Figure content listings:

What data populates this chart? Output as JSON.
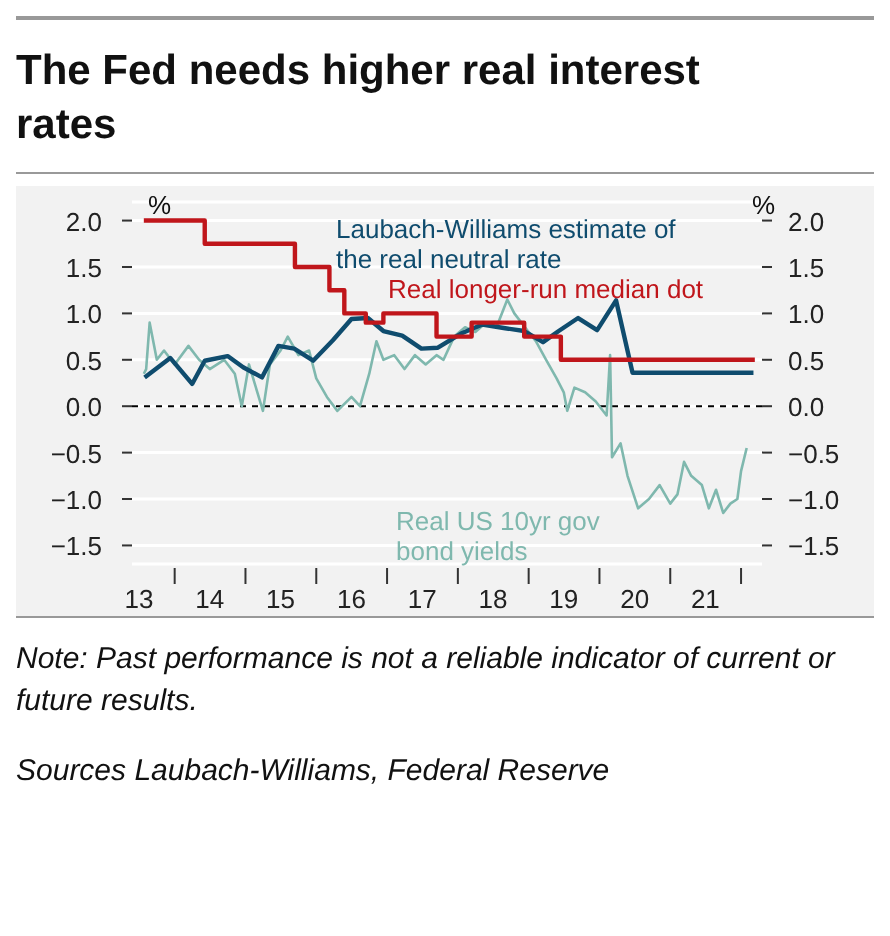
{
  "chart_data": {
    "type": "line",
    "title": "The Fed needs higher real interest rates",
    "ylabel": "%",
    "y2label": "%",
    "annotations": [
      "Note: Past performance is not a reliable indicator of current or future results.",
      "Sources Laubach-Williams, Federal Reserve"
    ],
    "series": [
      {
        "name": "Real US 10yr gov bond yields",
        "color": "#7fb8ae",
        "type": "line",
        "x": [
          "2013-07-26",
          "2013-08-07",
          "2013-08-25",
          "2013-10-01",
          "2013-11-07",
          "2014-01-01",
          "2014-03-13",
          "2014-05-07",
          "2014-07-01",
          "2014-09-13",
          "2014-11-07",
          "2014-12-13",
          "2015-01-19",
          "2015-04-01",
          "2015-05-07",
          "2015-07-01",
          "2015-08-07",
          "2015-10-01",
          "2015-11-25",
          "2016-01-01",
          "2016-02-25",
          "2016-04-19",
          "2016-07-01",
          "2016-08-14",
          "2016-10-01",
          "2016-11-07",
          "2016-12-13",
          "2017-02-07",
          "2017-04-01",
          "2017-05-25",
          "2017-07-19",
          "2017-09-13",
          "2017-10-19",
          "2017-12-13",
          "2018-02-07",
          "2018-04-01",
          "2018-05-25",
          "2018-07-19",
          "2018-09-13",
          "2018-10-19",
          "2018-12-13",
          "2019-02-07",
          "2019-04-01",
          "2019-05-25",
          "2019-07-01",
          "2019-07-19",
          "2019-08-25",
          "2019-10-19",
          "2019-12-13",
          "2020-02-07",
          "2020-02-25",
          "2020-03-06",
          "2020-04-19",
          "2020-05-25",
          "2020-07-19",
          "2020-09-13",
          "2020-11-07",
          "2021-01-01",
          "2021-02-07",
          "2021-03-13",
          "2021-04-19",
          "2021-06-13",
          "2021-07-19",
          "2021-08-25",
          "2021-10-01",
          "2021-11-07",
          "2021-12-13",
          "2022-01-01",
          "2022-01-30"
        ],
        "values": [
          0.35,
          0.4,
          0.9,
          0.5,
          0.6,
          0.45,
          0.65,
          0.5,
          0.4,
          0.5,
          0.35,
          0.0,
          0.45,
          -0.05,
          0.45,
          0.6,
          0.75,
          0.55,
          0.6,
          0.3,
          0.1,
          -0.05,
          0.1,
          0.0,
          0.35,
          0.7,
          0.5,
          0.55,
          0.4,
          0.55,
          0.45,
          0.55,
          0.5,
          0.75,
          0.85,
          0.8,
          0.9,
          0.85,
          1.15,
          1.0,
          0.85,
          0.7,
          0.5,
          0.3,
          0.15,
          -0.05,
          0.2,
          0.15,
          0.05,
          -0.1,
          0.55,
          -0.55,
          -0.4,
          -0.75,
          -1.1,
          -1.0,
          -0.85,
          -1.05,
          -0.95,
          -0.6,
          -0.75,
          -0.85,
          -1.1,
          -0.9,
          -1.15,
          -1.05,
          -1.0,
          -0.7,
          -0.45
        ]
      },
      {
        "name": "Laubach-Williams estimate of the real neutral rate",
        "color": "#0f4c6e",
        "type": "line",
        "x": [
          "2013-07-30",
          "2013-12-09",
          "2014-04-01",
          "2014-06-05",
          "2014-10-01",
          "2014-12-20",
          "2015-03-27",
          "2015-06-20",
          "2015-09-09",
          "2015-12-16",
          "2016-03-27",
          "2016-07-01",
          "2016-09-24",
          "2016-12-13",
          "2017-03-20",
          "2017-06-27",
          "2017-09-20",
          "2018-01-15",
          "2018-05-07",
          "2018-09-02",
          "2018-12-09",
          "2019-03-16",
          "2019-06-05",
          "2019-09-13",
          "2019-12-20",
          "2020-03-27",
          "2020-06-20",
          "2022-03-06"
        ],
        "values": [
          0.31,
          0.52,
          0.24,
          0.49,
          0.54,
          0.42,
          0.31,
          0.65,
          0.62,
          0.49,
          0.71,
          0.94,
          0.95,
          0.81,
          0.76,
          0.62,
          0.63,
          0.78,
          0.88,
          0.84,
          0.81,
          0.69,
          0.81,
          0.95,
          0.82,
          1.14,
          0.36,
          0.36
        ]
      },
      {
        "name": "Real longer-run median dot",
        "color": "#c0161b",
        "type": "step",
        "x": [
          "2013-07-26",
          "2014-06-05",
          "2015-09-13",
          "2016-03-09",
          "2016-05-25",
          "2016-09-13",
          "2016-12-13",
          "2017-09-13",
          "2018-03-13",
          "2018-12-09",
          "2019-06-16",
          "2022-03-13"
        ],
        "values": [
          2.0,
          1.75,
          1.5,
          1.25,
          1.0,
          0.9,
          1.0,
          0.75,
          0.9,
          0.75,
          0.5,
          0.5
        ]
      }
    ],
    "xlim": [
      "2013-05-26",
      "2022-04-19"
    ],
    "xticks": [
      {
        "value": "2013-07-01",
        "label": "13"
      },
      {
        "value": "2014-01-01",
        "label": null
      },
      {
        "value": "2014-07-01",
        "label": "14"
      },
      {
        "value": "2015-01-01",
        "label": null
      },
      {
        "value": "2015-07-01",
        "label": "15"
      },
      {
        "value": "2016-01-01",
        "label": null
      },
      {
        "value": "2016-07-01",
        "label": "16"
      },
      {
        "value": "2017-01-01",
        "label": null
      },
      {
        "value": "2017-07-01",
        "label": "17"
      },
      {
        "value": "2018-01-01",
        "label": null
      },
      {
        "value": "2018-07-01",
        "label": "18"
      },
      {
        "value": "2019-01-01",
        "label": null
      },
      {
        "value": "2019-07-01",
        "label": "19"
      },
      {
        "value": "2020-01-01",
        "label": null
      },
      {
        "value": "2020-07-01",
        "label": "20"
      },
      {
        "value": "2021-01-01",
        "label": null
      },
      {
        "value": "2021-07-01",
        "label": "21"
      },
      {
        "value": "2022-01-01",
        "label": null
      }
    ],
    "ylim": [
      -1.7,
      2.2
    ],
    "yticks": [
      {
        "value": -1.5,
        "label": "−1.5"
      },
      {
        "value": -1,
        "label": "−1.0"
      },
      {
        "value": -0.5,
        "label": "−0.5"
      },
      {
        "value": 0,
        "label": "0.0"
      },
      {
        "value": 0.5,
        "label": "0.5"
      },
      {
        "value": 1,
        "label": "1.0"
      },
      {
        "value": 1.5,
        "label": "1.5"
      },
      {
        "value": 2,
        "label": "2.0"
      }
    ],
    "y2lim": [
      -1.7,
      2.2
    ],
    "y2ticks": [
      {
        "value": -1.5,
        "label": "−1.5"
      },
      {
        "value": -1,
        "label": "−1.0"
      },
      {
        "value": -0.5,
        "label": "−0.5"
      },
      {
        "value": 0,
        "label": "0.0"
      },
      {
        "value": 0.5,
        "label": "0.5"
      },
      {
        "value": 1,
        "label": "1.0"
      },
      {
        "value": 1.5,
        "label": "1.5"
      },
      {
        "value": 2,
        "label": "2.0"
      }
    ],
    "ref_lines": [
      {
        "axis": "y",
        "value": 0,
        "color": "#000000",
        "line_style": "dashed"
      }
    ],
    "grid": "y"
  }
}
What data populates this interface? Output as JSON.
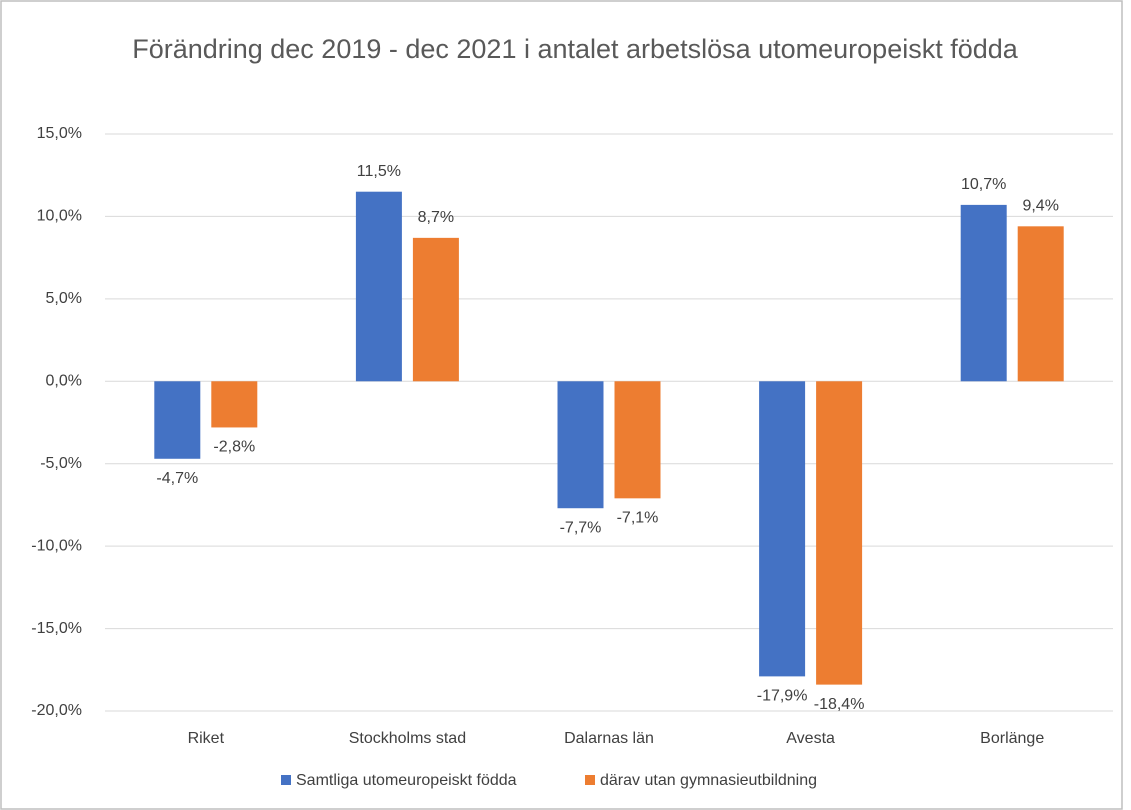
{
  "chart_data": {
    "type": "bar",
    "title": "Förändring dec 2019 - dec 2021 i antalet arbetslösa utomeuropeiskt födda",
    "categories": [
      "Riket",
      "Stockholms stad",
      "Dalarnas län",
      "Avesta",
      "Borlänge"
    ],
    "series": [
      {
        "name": "Samtliga utomeuropeiskt födda",
        "color": "#4472c4",
        "values": [
          -4.7,
          11.5,
          -7.7,
          -17.9,
          10.7
        ],
        "value_labels": [
          "-4,7%",
          "11,5%",
          "-7,7%",
          "-17,9%",
          "10,7%"
        ]
      },
      {
        "name": "därav utan gymnasieutbildning",
        "color": "#ed7d31",
        "values": [
          -2.8,
          8.7,
          -7.1,
          -18.4,
          9.4
        ],
        "value_labels": [
          "-2,8%",
          "8,7%",
          "-7,1%",
          "-18,4%",
          "9,4%"
        ]
      }
    ],
    "ylim": [
      -20,
      15
    ],
    "yticks": [
      {
        "value": -20,
        "label": "-20,0%"
      },
      {
        "value": -15,
        "label": "-15,0%"
      },
      {
        "value": -10,
        "label": "-10,0%"
      },
      {
        "value": -5,
        "label": "-5,0%"
      },
      {
        "value": 0,
        "label": "0,0%"
      },
      {
        "value": 5,
        "label": "5,0%"
      },
      {
        "value": 10,
        "label": "10,0%"
      },
      {
        "value": 15,
        "label": "15,0%"
      }
    ],
    "grid": true,
    "legend": "bottom"
  }
}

* [Written request]: Look through the material above and pick out each line holding the word "What".

* [Correct response]:
What data populates this chart? Output as JSON.
What data populates this interface? Output as JSON.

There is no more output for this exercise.